→ AIM:
Write out each line that follows exactly as it stands, without the pictures.
----------------
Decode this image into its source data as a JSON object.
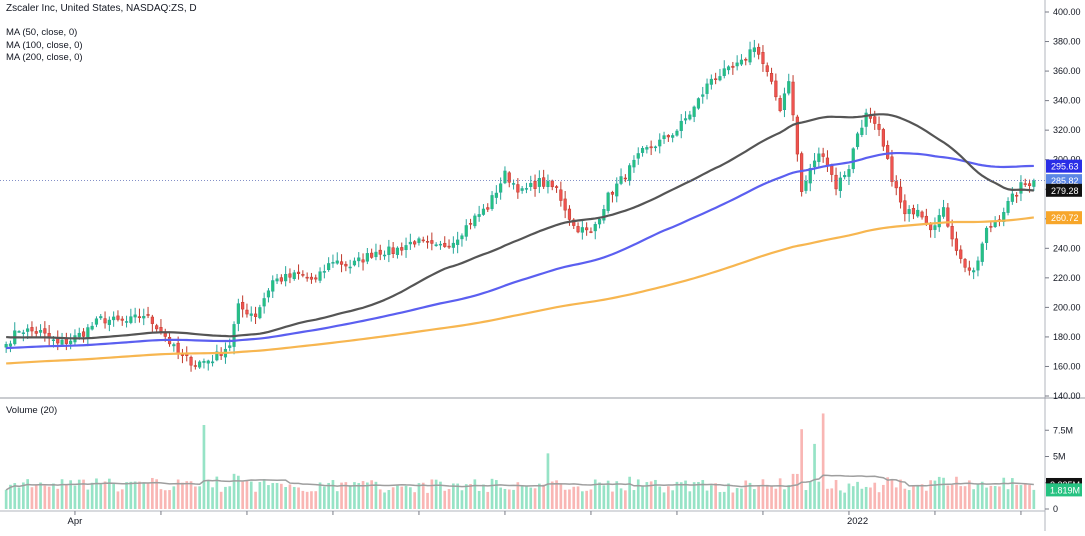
{
  "header": {
    "title": "Zscaler Inc, United States, NASDAQ:ZS, D",
    "indicators": [
      "MA (50, close, 0)",
      "MA (100, close, 0)",
      "MA (200, close, 0)"
    ],
    "volume_label": "Volume (20)"
  },
  "colors": {
    "up": "#26a69a",
    "up_fill": "#26c281",
    "down": "#ef5350",
    "ma50": "#555555",
    "ma100": "#5b5ff0",
    "ma200": "#f7b650",
    "vol_up": "#96e3c6",
    "vol_down": "#f9b6b4",
    "vol_ma": "#9e9e9e"
  },
  "chart_data": {
    "type": "candlestick",
    "title": "Zscaler Inc, United States, NASDAQ:ZS, D",
    "price_axis": {
      "ylim": [
        140,
        400
      ],
      "ticks": [
        "140.00",
        "160.00",
        "180.00",
        "200.00",
        "220.00",
        "240.00",
        "260.00",
        "280.00",
        "300.00",
        "320.00",
        "340.00",
        "360.00",
        "380.00",
        "400.00"
      ],
      "tick_values": [
        140,
        160,
        180,
        200,
        220,
        240,
        260,
        280,
        300,
        320,
        340,
        360,
        380,
        400
      ]
    },
    "volume_axis": {
      "ylim": [
        0,
        10000000
      ],
      "ticks": [
        "0",
        "2.5M",
        "5M",
        "7.5M"
      ],
      "tick_values": [
        0,
        2500000,
        5000000,
        7500000
      ]
    },
    "time_axis": {
      "labels": [
        "Apr",
        "2022"
      ],
      "label_index": [
        16,
        198
      ]
    },
    "current_price": 285.82,
    "price_labels": [
      {
        "name": "ma100",
        "value": 295.63,
        "text": "295.63"
      },
      {
        "name": "close",
        "value": 285.82,
        "text": "285.82"
      },
      {
        "name": "ma50",
        "value": 279.28,
        "text": "279.28"
      },
      {
        "name": "ma200",
        "value": 260.72,
        "text": "260.72"
      }
    ],
    "volume_labels": [
      {
        "name": "volume-ma",
        "value": 2335000,
        "text": "2.335M"
      },
      {
        "name": "volume",
        "value": 1819000,
        "text": "1.819M"
      }
    ],
    "close_anchors": [
      [
        0,
        175
      ],
      [
        3,
        185
      ],
      [
        8,
        183
      ],
      [
        12,
        175
      ],
      [
        15,
        178
      ],
      [
        18,
        183
      ],
      [
        22,
        192
      ],
      [
        28,
        190
      ],
      [
        32,
        195
      ],
      [
        36,
        185
      ],
      [
        40,
        168
      ],
      [
        44,
        162
      ],
      [
        48,
        165
      ],
      [
        52,
        175
      ],
      [
        54,
        200
      ],
      [
        58,
        195
      ],
      [
        62,
        218
      ],
      [
        68,
        222
      ],
      [
        72,
        218
      ],
      [
        76,
        232
      ],
      [
        80,
        228
      ],
      [
        86,
        238
      ],
      [
        90,
        238
      ],
      [
        95,
        245
      ],
      [
        100,
        240
      ],
      [
        104,
        245
      ],
      [
        108,
        258
      ],
      [
        112,
        268
      ],
      [
        116,
        290
      ],
      [
        120,
        278
      ],
      [
        124,
        285
      ],
      [
        128,
        280
      ],
      [
        132,
        255
      ],
      [
        136,
        250
      ],
      [
        140,
        275
      ],
      [
        144,
        290
      ],
      [
        148,
        305
      ],
      [
        152,
        312
      ],
      [
        156,
        320
      ],
      [
        160,
        335
      ],
      [
        164,
        355
      ],
      [
        168,
        360
      ],
      [
        171,
        365
      ],
      [
        174,
        378
      ],
      [
        177,
        358
      ],
      [
        180,
        335
      ],
      [
        182,
        355
      ],
      [
        185,
        278
      ],
      [
        188,
        300
      ],
      [
        190,
        305
      ],
      [
        193,
        282
      ],
      [
        196,
        295
      ],
      [
        198,
        318
      ],
      [
        200,
        330
      ],
      [
        203,
        318
      ],
      [
        206,
        288
      ],
      [
        209,
        262
      ],
      [
        212,
        268
      ],
      [
        215,
        255
      ],
      [
        218,
        265
      ],
      [
        222,
        232
      ],
      [
        225,
        222
      ],
      [
        228,
        252
      ],
      [
        231,
        262
      ],
      [
        234,
        274
      ],
      [
        236,
        282
      ],
      [
        239,
        286
      ]
    ]
  }
}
----------------
→ TASK SOLUTION:
Decode this image into its source data as a JSON object.
{
  "header": {
    "title": "Zscaler Inc, United States, NASDAQ:ZS, D",
    "indicators": [
      "MA (50, close, 0)",
      "MA (100, close, 0)",
      "MA (200, close, 0)"
    ],
    "volume_label": "Volume (20)"
  },
  "colors": {
    "up": "#26a69a",
    "up_fill": "#26c281",
    "down": "#ef5350",
    "ma50": "#555555",
    "ma100": "#5b5ff0",
    "ma200": "#f7b650",
    "vol_up": "#96e3c6",
    "vol_down": "#f9b6b4",
    "vol_ma": "#9e9e9e"
  },
  "chart_data": {
    "type": "candlestick",
    "title": "Zscaler Inc, United States, NASDAQ:ZS, D",
    "price_axis": {
      "ylim": [
        140,
        400
      ],
      "ticks": [
        "140.00",
        "160.00",
        "180.00",
        "200.00",
        "220.00",
        "240.00",
        "260.00",
        "280.00",
        "300.00",
        "320.00",
        "340.00",
        "360.00",
        "380.00",
        "400.00"
      ],
      "tick_values": [
        140,
        160,
        180,
        200,
        220,
        240,
        260,
        280,
        300,
        320,
        340,
        360,
        380,
        400
      ]
    },
    "volume_axis": {
      "ylim": [
        0,
        10000000
      ],
      "ticks": [
        "0",
        "2.5M",
        "5M",
        "7.5M"
      ],
      "tick_values": [
        0,
        2500000,
        5000000,
        7500000
      ]
    },
    "time_axis": {
      "labels": [
        "Apr",
        "2022"
      ],
      "label_index": [
        16,
        198
      ]
    },
    "current_price": 285.82,
    "price_labels": [
      {
        "name": "ma100",
        "value": 295.63,
        "text": "295.63"
      },
      {
        "name": "close",
        "value": 285.82,
        "text": "285.82"
      },
      {
        "name": "ma50",
        "value": 279.28,
        "text": "279.28"
      },
      {
        "name": "ma200",
        "value": 260.72,
        "text": "260.72"
      }
    ],
    "volume_labels": [
      {
        "name": "volume-ma",
        "value": 2335000,
        "text": "2.335M"
      },
      {
        "name": "volume",
        "value": 1819000,
        "text": "1.819M"
      }
    ],
    "close_anchors": [
      [
        0,
        175
      ],
      [
        3,
        185
      ],
      [
        8,
        183
      ],
      [
        12,
        175
      ],
      [
        15,
        178
      ],
      [
        18,
        183
      ],
      [
        22,
        192
      ],
      [
        28,
        190
      ],
      [
        32,
        195
      ],
      [
        36,
        185
      ],
      [
        40,
        168
      ],
      [
        44,
        162
      ],
      [
        48,
        165
      ],
      [
        52,
        175
      ],
      [
        54,
        200
      ],
      [
        58,
        195
      ],
      [
        62,
        218
      ],
      [
        68,
        222
      ],
      [
        72,
        218
      ],
      [
        76,
        232
      ],
      [
        80,
        228
      ],
      [
        86,
        238
      ],
      [
        90,
        238
      ],
      [
        95,
        245
      ],
      [
        100,
        240
      ],
      [
        104,
        245
      ],
      [
        108,
        258
      ],
      [
        112,
        268
      ],
      [
        116,
        290
      ],
      [
        120,
        278
      ],
      [
        124,
        285
      ],
      [
        128,
        280
      ],
      [
        132,
        255
      ],
      [
        136,
        250
      ],
      [
        140,
        275
      ],
      [
        144,
        290
      ],
      [
        148,
        305
      ],
      [
        152,
        312
      ],
      [
        156,
        320
      ],
      [
        160,
        335
      ],
      [
        164,
        355
      ],
      [
        168,
        360
      ],
      [
        171,
        365
      ],
      [
        174,
        378
      ],
      [
        177,
        358
      ],
      [
        180,
        335
      ],
      [
        182,
        355
      ],
      [
        185,
        278
      ],
      [
        188,
        300
      ],
      [
        190,
        305
      ],
      [
        193,
        282
      ],
      [
        196,
        295
      ],
      [
        198,
        318
      ],
      [
        200,
        330
      ],
      [
        203,
        318
      ],
      [
        206,
        288
      ],
      [
        209,
        262
      ],
      [
        212,
        268
      ],
      [
        215,
        255
      ],
      [
        218,
        265
      ],
      [
        222,
        232
      ],
      [
        225,
        222
      ],
      [
        228,
        252
      ],
      [
        231,
        262
      ],
      [
        234,
        274
      ],
      [
        236,
        282
      ],
      [
        239,
        286
      ]
    ]
  }
}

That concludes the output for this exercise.